** begin Items **
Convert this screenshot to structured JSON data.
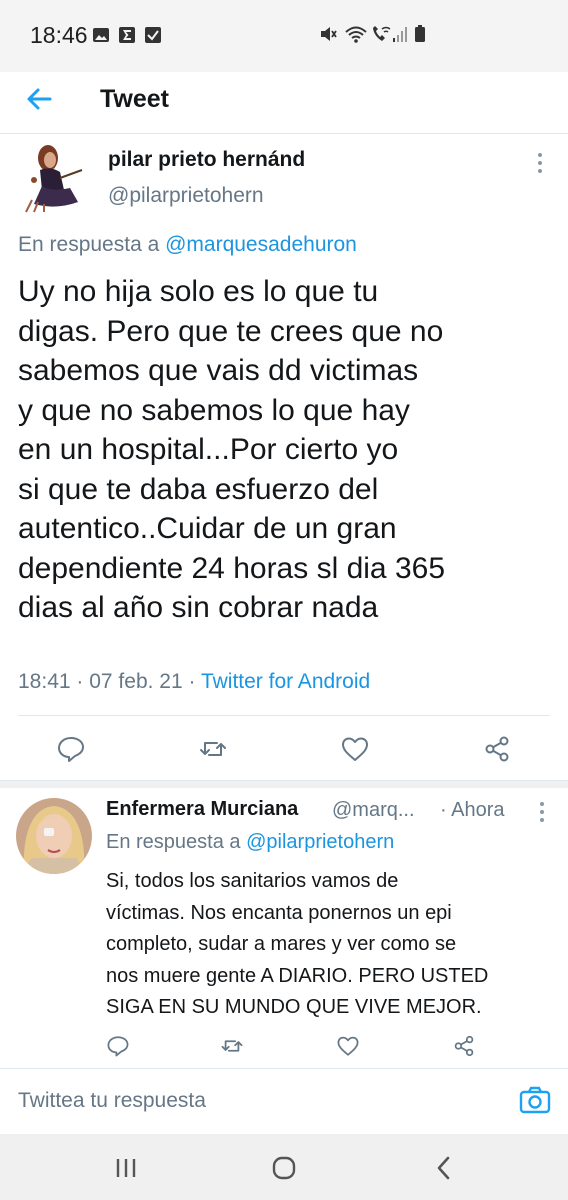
{
  "status_bar": {
    "time": "18:46",
    "left_icons": [
      "image-icon",
      "sigma-icon",
      "checkbox-icon"
    ],
    "right_icons": [
      "mute-icon",
      "wifi-icon",
      "wifi-call-icon",
      "signal-icon",
      "battery-icon"
    ]
  },
  "header": {
    "title": "Tweet",
    "back_icon": "arrow-left-icon"
  },
  "tweet": {
    "author_name": "pilar prieto hernánd",
    "author_handle": "@pilarprietohern",
    "reply_prefix": "En respuesta a ",
    "reply_to": "@marquesadehuron",
    "text": "Uy no hija solo es lo que tu\ndigas.  Pero que te crees que no\nsabemos que vais dd victimas\ny que no sabemos lo que hay\nen un hospital...Por cierto yo\nsi que te daba esfuerzo del\nautentico..Cuidar de un gran\ndependiente 24 horas sl dia 365\ndias al año sin cobrar nada",
    "time": "18:41",
    "separator": " · ",
    "date": "07 feb. 21",
    "source": "Twitter for Android",
    "actions": [
      "reply-icon",
      "retweet-icon",
      "like-icon",
      "share-icon"
    ]
  },
  "reply": {
    "author_name": "Enfermera Murciana",
    "author_handle": "@marq...",
    "time": "· Ahora",
    "reply_prefix": "En respuesta a ",
    "reply_to": "@pilarprietohern",
    "text": "Si, todos los sanitarios vamos de\nvíctimas. Nos encanta ponernos un epi\ncompleto, sudar a mares y ver como se\nnos muere gente A DIARIO. PERO USTED\nSIGA EN SU MUNDO QUE VIVE MEJOR.",
    "actions": [
      "reply-icon",
      "retweet-icon",
      "like-icon",
      "share-icon"
    ]
  },
  "composer": {
    "placeholder": "Twittea tu respuesta",
    "camera_icon": "camera-icon"
  },
  "nav": [
    "recent-apps-icon",
    "home-icon",
    "back-icon"
  ],
  "colors": {
    "accent": "#1da1f2",
    "link": "#1b95e0",
    "secondary_text": "#657786",
    "text": "#14171a"
  }
}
** end Items **
- [What is expected]
Skip the pictures, then retype every line above exactly.

- [Reply to the exercise]
Convert this screenshot to structured JSON data.
{
  "status_bar": {
    "time": "18:46",
    "left_icons": [
      "image-icon",
      "sigma-icon",
      "checkbox-icon"
    ],
    "right_icons": [
      "mute-icon",
      "wifi-icon",
      "wifi-call-icon",
      "signal-icon",
      "battery-icon"
    ]
  },
  "header": {
    "title": "Tweet",
    "back_icon": "arrow-left-icon"
  },
  "tweet": {
    "author_name": "pilar prieto hernánd",
    "author_handle": "@pilarprietohern",
    "reply_prefix": "En respuesta a ",
    "reply_to": "@marquesadehuron",
    "text": "Uy no hija solo es lo que tu\ndigas.  Pero que te crees que no\nsabemos que vais dd victimas\ny que no sabemos lo que hay\nen un hospital...Por cierto yo\nsi que te daba esfuerzo del\nautentico..Cuidar de un gran\ndependiente 24 horas sl dia 365\ndias al año sin cobrar nada",
    "time": "18:41",
    "separator": " · ",
    "date": "07 feb. 21",
    "source": "Twitter for Android",
    "actions": [
      "reply-icon",
      "retweet-icon",
      "like-icon",
      "share-icon"
    ]
  },
  "reply": {
    "author_name": "Enfermera Murciana",
    "author_handle": "@marq...",
    "time": "· Ahora",
    "reply_prefix": "En respuesta a ",
    "reply_to": "@pilarprietohern",
    "text": "Si, todos los sanitarios vamos de\nvíctimas. Nos encanta ponernos un epi\ncompleto, sudar a mares y ver como se\nnos muere gente A DIARIO. PERO USTED\nSIGA EN SU MUNDO QUE VIVE MEJOR.",
    "actions": [
      "reply-icon",
      "retweet-icon",
      "like-icon",
      "share-icon"
    ]
  },
  "composer": {
    "placeholder": "Twittea tu respuesta",
    "camera_icon": "camera-icon"
  },
  "nav": [
    "recent-apps-icon",
    "home-icon",
    "back-icon"
  ],
  "colors": {
    "accent": "#1da1f2",
    "link": "#1b95e0",
    "secondary_text": "#657786",
    "text": "#14171a"
  }
}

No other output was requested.